* **WHAT THIS TASK INVOLVES**: Find the lines that hold the word "seat" and return them.

* **INPUT FOR THIS TASK**:
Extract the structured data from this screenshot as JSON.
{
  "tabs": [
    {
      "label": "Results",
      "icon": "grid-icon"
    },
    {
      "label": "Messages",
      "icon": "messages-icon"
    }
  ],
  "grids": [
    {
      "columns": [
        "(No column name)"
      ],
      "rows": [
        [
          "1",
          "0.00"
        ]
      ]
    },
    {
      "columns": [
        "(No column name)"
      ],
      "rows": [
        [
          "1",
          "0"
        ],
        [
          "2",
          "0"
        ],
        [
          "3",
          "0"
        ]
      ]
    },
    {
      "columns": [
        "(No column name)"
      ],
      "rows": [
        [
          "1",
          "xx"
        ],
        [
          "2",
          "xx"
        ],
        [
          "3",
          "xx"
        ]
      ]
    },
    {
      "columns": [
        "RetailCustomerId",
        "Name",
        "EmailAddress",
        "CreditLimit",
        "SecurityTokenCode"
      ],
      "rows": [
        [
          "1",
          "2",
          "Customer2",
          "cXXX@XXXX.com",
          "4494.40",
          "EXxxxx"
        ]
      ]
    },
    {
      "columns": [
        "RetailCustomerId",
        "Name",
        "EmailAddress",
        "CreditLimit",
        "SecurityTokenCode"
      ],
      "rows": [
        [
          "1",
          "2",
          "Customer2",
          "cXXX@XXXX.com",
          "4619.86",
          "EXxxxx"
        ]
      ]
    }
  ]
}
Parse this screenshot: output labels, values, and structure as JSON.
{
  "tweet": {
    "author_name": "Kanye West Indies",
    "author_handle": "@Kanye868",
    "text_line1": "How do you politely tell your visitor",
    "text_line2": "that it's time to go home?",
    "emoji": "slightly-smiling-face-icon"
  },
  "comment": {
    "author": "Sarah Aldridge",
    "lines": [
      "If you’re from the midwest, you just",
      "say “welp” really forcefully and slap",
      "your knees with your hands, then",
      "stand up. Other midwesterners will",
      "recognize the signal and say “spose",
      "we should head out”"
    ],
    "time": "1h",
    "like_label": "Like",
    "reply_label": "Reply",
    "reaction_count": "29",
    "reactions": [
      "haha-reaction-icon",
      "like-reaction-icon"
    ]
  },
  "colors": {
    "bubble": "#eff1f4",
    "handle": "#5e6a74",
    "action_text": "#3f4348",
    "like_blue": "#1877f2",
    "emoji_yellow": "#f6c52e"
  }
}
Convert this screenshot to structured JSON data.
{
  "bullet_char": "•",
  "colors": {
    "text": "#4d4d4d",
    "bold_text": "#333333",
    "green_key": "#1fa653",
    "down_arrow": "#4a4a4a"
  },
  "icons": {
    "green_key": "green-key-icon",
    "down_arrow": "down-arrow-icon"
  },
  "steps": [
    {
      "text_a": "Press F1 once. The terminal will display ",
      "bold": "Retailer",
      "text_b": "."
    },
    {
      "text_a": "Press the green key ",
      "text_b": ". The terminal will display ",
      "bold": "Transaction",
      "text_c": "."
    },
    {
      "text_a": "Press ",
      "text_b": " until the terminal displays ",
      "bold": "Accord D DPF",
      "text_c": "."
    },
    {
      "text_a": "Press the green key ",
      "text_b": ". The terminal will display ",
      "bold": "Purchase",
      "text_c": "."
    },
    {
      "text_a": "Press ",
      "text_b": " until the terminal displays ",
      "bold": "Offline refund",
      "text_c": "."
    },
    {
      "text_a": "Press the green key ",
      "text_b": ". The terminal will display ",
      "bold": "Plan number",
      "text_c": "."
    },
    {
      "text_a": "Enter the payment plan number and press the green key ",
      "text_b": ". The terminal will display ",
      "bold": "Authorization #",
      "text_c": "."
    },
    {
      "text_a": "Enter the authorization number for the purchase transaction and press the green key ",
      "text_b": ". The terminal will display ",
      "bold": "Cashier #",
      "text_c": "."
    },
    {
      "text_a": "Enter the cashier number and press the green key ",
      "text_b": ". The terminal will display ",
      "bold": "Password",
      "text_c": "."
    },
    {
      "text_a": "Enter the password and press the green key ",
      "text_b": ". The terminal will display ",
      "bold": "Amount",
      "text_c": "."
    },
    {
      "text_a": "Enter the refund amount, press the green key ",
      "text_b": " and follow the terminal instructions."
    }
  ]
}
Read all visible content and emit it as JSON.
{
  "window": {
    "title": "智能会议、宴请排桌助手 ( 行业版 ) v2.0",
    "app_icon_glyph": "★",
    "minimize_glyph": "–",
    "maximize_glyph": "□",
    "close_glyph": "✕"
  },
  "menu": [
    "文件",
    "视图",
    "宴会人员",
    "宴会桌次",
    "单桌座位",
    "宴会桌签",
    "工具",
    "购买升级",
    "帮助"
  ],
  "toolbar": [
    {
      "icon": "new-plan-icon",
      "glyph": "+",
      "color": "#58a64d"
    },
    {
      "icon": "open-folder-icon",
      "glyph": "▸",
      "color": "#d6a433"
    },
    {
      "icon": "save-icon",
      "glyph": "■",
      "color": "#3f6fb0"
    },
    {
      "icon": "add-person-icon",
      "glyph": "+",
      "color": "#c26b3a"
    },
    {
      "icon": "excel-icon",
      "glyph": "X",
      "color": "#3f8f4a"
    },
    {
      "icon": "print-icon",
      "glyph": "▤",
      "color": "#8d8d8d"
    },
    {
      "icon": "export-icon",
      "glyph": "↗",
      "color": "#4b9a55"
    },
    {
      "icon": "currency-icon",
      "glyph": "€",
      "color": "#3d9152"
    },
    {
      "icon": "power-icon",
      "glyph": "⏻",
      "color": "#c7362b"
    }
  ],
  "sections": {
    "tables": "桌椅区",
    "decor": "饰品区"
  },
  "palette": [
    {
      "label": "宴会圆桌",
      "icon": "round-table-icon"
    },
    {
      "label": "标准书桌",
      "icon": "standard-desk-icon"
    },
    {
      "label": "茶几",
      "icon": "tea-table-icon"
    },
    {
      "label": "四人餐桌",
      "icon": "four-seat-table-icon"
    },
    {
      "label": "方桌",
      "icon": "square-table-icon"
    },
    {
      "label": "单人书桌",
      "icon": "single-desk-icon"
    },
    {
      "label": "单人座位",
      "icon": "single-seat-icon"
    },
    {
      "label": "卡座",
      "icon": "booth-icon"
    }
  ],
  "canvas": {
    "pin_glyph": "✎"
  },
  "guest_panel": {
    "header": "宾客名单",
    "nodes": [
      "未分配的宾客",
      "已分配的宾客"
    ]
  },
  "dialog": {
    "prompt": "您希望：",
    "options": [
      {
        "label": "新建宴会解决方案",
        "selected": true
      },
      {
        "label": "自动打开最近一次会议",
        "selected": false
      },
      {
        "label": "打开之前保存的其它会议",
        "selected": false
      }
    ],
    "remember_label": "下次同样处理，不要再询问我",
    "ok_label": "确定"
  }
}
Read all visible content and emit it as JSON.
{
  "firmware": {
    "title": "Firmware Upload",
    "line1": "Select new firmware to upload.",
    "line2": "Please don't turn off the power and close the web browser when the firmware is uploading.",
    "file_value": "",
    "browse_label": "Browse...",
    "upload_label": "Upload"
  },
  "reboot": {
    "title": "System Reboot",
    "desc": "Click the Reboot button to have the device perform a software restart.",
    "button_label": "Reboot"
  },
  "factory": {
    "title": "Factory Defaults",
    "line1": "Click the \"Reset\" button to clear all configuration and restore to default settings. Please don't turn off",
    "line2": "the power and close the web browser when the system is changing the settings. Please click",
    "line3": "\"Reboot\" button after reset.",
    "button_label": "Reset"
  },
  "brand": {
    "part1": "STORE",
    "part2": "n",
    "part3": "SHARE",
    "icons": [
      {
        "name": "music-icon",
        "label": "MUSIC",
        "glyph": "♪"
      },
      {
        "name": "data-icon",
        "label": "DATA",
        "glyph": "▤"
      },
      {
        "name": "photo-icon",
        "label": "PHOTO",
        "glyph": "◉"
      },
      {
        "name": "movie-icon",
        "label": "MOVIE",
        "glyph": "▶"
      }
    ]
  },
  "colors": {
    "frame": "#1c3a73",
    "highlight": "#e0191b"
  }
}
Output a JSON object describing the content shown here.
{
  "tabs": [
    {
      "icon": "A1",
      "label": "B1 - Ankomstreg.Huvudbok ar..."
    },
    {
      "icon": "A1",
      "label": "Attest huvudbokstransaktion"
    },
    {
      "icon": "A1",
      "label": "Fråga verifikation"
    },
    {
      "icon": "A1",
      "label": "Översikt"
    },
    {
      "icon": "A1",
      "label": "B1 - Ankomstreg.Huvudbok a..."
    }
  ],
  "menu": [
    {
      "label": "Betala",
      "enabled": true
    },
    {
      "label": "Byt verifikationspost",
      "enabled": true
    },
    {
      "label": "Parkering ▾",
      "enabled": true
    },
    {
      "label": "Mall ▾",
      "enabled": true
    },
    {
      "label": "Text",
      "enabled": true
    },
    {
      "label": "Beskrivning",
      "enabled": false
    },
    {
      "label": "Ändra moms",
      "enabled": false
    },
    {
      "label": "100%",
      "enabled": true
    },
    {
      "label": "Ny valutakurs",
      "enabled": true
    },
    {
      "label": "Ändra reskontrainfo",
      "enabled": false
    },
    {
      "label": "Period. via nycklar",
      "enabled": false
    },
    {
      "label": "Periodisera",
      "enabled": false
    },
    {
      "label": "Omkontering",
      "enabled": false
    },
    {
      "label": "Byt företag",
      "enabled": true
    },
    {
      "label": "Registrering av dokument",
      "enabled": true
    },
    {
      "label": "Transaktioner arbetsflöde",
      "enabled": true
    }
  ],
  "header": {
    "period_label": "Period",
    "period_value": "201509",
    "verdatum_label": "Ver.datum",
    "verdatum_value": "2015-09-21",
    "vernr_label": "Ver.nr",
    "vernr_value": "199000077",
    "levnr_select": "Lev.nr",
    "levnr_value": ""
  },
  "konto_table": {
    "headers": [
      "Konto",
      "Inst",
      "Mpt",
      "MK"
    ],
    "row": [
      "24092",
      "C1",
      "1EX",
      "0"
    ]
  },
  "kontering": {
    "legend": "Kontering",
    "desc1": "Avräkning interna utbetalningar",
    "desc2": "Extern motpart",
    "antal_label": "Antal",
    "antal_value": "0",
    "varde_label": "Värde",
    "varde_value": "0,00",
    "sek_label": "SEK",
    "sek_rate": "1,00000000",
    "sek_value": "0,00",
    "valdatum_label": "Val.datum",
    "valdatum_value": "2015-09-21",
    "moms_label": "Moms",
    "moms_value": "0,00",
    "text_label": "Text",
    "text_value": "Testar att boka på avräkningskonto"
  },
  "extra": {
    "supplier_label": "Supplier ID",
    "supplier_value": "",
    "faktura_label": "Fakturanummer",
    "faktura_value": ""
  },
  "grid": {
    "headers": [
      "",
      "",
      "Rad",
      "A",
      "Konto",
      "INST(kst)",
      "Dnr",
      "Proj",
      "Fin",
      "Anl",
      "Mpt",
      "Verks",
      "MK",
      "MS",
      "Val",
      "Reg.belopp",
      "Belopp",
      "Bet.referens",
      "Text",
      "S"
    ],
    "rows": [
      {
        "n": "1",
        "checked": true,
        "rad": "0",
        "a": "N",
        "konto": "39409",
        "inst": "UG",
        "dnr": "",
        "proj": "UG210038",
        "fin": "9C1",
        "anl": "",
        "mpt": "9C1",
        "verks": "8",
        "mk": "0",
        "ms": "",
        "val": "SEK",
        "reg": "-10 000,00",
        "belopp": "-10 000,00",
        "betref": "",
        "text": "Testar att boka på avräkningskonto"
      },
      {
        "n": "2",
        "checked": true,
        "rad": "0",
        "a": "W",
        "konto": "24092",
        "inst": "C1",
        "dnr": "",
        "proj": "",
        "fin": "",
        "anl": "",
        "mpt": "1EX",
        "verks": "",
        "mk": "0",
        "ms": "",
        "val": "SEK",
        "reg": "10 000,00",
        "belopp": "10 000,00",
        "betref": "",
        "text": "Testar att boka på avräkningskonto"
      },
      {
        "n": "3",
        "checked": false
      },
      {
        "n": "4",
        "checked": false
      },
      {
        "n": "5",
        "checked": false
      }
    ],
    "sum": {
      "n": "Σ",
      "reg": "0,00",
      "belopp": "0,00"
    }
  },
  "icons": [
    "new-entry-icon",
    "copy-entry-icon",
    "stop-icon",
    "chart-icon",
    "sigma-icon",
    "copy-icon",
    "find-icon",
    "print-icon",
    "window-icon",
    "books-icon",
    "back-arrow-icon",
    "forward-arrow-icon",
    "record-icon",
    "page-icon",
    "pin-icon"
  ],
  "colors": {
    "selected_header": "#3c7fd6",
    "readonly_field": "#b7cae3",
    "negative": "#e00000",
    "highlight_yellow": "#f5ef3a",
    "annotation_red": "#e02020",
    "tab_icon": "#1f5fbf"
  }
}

* **EXERCISE RESPONSE**:
      "icon": "four-seat-table-icon"
      "icon": "single-seat-icon"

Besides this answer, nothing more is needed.